TO DO:
Look through the data for the string "nuestro". Copy every line where it is found.
● ● ● ● ●
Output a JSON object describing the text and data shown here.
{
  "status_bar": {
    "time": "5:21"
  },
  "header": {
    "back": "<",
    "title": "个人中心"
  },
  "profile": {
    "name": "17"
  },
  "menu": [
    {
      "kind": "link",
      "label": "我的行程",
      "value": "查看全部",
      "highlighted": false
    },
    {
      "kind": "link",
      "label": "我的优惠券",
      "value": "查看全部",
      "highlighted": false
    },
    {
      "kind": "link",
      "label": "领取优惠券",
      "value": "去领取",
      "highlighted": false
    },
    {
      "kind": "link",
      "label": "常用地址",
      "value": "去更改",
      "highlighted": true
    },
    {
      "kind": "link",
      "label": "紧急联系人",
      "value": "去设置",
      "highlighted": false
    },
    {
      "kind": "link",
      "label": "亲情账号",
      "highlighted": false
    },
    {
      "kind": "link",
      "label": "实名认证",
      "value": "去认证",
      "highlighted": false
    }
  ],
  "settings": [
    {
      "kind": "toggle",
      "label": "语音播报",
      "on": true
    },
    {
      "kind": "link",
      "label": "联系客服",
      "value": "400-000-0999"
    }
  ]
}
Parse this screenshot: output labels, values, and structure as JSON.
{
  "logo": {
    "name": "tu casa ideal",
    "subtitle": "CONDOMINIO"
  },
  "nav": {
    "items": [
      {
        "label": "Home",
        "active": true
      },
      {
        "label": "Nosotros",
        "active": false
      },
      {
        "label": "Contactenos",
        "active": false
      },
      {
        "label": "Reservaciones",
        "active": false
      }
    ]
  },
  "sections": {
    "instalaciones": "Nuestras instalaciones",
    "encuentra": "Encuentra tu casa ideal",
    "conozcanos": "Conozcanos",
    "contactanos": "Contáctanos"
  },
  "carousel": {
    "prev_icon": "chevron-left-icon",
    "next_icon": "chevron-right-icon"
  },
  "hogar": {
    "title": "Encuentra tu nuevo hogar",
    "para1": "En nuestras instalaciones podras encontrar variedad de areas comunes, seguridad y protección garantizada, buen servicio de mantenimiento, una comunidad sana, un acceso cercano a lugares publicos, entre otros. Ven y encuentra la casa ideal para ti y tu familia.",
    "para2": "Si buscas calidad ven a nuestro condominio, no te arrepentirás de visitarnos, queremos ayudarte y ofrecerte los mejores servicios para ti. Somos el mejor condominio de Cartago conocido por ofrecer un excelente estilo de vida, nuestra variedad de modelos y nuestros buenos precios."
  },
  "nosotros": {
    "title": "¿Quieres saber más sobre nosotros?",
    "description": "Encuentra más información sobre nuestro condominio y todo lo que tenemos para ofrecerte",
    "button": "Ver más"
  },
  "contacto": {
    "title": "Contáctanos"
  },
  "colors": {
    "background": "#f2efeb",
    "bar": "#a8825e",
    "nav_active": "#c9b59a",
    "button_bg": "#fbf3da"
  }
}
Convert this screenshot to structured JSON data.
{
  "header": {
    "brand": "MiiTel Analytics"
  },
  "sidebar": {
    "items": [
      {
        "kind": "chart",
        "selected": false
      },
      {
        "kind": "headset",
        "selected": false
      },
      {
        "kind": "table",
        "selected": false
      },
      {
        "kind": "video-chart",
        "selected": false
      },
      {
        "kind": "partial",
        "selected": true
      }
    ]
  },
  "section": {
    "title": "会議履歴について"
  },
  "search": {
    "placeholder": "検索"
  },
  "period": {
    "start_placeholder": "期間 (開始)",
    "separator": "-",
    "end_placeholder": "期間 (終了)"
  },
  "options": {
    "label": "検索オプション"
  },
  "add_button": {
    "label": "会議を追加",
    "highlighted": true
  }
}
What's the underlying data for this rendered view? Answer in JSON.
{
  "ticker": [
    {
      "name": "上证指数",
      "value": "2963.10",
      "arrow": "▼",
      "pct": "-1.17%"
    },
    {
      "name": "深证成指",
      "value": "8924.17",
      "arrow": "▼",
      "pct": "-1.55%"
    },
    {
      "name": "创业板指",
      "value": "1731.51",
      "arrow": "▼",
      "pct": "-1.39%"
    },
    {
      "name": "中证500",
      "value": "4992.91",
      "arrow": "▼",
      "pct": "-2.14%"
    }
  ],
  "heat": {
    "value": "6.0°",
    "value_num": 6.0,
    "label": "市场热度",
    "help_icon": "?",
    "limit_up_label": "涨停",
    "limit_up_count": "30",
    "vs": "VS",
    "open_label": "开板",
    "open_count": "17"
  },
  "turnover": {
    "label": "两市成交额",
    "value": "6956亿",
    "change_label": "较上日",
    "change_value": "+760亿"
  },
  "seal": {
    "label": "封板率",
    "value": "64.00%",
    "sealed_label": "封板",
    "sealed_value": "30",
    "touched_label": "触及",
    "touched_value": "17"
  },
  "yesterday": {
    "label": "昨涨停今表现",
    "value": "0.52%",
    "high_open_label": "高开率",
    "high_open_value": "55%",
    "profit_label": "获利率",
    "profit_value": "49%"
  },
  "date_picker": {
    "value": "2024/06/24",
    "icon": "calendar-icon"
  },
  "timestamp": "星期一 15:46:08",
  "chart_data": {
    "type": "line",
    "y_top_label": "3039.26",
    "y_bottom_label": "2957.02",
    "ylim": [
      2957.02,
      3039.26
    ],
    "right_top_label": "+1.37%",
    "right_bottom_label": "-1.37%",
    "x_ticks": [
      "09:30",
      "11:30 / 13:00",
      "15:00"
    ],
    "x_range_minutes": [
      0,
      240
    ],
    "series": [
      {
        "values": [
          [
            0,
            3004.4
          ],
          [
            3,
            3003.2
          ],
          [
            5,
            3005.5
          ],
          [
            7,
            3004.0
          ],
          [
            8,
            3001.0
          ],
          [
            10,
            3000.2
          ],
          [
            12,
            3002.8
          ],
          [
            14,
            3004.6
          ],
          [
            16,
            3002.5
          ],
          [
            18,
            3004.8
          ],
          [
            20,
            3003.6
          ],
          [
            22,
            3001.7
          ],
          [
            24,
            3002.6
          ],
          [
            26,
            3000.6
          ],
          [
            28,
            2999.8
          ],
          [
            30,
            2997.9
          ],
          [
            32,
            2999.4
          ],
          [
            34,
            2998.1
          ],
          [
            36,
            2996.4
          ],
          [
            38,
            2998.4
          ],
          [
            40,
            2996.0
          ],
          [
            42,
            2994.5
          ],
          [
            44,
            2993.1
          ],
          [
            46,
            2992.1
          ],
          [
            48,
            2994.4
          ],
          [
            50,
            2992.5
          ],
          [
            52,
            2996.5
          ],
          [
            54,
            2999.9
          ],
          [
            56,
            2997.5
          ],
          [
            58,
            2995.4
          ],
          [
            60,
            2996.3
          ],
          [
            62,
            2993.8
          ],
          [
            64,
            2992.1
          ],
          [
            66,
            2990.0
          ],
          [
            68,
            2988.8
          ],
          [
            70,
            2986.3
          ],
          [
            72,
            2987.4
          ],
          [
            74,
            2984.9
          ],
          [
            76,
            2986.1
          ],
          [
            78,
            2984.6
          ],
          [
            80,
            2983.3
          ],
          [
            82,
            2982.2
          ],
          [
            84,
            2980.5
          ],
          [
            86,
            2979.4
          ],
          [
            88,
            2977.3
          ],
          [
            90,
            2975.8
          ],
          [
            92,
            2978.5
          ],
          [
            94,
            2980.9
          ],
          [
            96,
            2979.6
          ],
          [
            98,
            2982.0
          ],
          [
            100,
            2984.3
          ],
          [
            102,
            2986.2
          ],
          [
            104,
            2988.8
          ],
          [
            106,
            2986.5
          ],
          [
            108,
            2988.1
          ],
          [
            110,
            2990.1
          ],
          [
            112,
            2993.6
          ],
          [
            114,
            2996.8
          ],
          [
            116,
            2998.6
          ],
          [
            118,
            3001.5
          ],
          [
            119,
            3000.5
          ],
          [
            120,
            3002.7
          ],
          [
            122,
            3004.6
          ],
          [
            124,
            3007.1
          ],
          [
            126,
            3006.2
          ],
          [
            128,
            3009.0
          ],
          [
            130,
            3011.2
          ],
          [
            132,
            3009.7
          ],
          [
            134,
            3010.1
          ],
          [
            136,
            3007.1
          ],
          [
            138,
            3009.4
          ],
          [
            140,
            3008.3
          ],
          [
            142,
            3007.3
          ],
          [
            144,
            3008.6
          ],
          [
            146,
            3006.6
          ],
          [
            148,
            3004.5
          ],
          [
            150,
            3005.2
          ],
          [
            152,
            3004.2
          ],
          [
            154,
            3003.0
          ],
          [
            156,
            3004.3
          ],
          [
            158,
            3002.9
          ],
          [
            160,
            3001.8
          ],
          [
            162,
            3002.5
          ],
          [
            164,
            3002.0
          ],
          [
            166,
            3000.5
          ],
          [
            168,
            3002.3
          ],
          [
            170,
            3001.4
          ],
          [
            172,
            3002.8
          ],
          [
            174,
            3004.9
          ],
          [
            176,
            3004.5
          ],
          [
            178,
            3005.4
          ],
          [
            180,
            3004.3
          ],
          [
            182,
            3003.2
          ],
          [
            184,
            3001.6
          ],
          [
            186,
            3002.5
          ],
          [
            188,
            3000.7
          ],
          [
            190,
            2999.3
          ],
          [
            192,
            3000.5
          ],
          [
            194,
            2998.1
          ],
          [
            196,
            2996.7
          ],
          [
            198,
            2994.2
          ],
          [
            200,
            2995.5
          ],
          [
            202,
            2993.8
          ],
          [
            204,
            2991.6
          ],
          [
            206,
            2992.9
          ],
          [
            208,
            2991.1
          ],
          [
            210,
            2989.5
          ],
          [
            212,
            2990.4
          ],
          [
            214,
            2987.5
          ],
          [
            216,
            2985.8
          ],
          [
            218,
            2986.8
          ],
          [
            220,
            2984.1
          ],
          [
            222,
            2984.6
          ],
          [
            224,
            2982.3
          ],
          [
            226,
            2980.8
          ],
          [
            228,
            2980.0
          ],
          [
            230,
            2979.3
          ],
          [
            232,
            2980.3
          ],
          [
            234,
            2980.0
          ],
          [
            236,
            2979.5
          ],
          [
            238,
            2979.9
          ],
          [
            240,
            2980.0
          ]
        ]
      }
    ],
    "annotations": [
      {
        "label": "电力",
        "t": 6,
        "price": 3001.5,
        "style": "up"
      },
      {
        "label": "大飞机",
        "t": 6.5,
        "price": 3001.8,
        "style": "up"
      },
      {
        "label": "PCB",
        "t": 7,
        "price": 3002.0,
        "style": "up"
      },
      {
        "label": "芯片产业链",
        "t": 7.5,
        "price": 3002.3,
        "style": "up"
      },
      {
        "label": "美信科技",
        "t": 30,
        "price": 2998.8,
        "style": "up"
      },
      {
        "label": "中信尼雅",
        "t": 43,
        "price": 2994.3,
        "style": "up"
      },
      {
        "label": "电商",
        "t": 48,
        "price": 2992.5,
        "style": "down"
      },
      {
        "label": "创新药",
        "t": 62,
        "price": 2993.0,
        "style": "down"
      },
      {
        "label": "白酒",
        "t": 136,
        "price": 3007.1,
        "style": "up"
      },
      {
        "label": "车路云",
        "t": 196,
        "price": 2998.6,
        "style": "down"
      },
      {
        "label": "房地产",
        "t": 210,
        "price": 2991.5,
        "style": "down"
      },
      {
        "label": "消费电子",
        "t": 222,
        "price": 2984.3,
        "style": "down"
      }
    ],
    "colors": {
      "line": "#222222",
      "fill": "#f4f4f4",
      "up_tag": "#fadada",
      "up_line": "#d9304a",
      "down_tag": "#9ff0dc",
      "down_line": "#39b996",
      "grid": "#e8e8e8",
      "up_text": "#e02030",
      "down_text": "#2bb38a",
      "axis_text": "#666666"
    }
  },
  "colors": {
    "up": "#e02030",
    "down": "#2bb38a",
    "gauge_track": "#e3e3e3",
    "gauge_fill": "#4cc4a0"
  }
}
● ● ● ● ●
ANSWER FOR THE TASK:
    "para2": "Si buscas calidad ven a nuestro condominio, no te arrepentirás de visitarnos, queremos ayudarte y ofrecerte los mejores servicios para ti. Somos el mejor condominio de Cartago conocido por ofrecer un excelente estilo de vida, nuestra variedad de modelos y nuestros buenos precios."
    "description": "Encuentra más información sobre nuestro condominio y todo lo que tenemos para ofrecerte",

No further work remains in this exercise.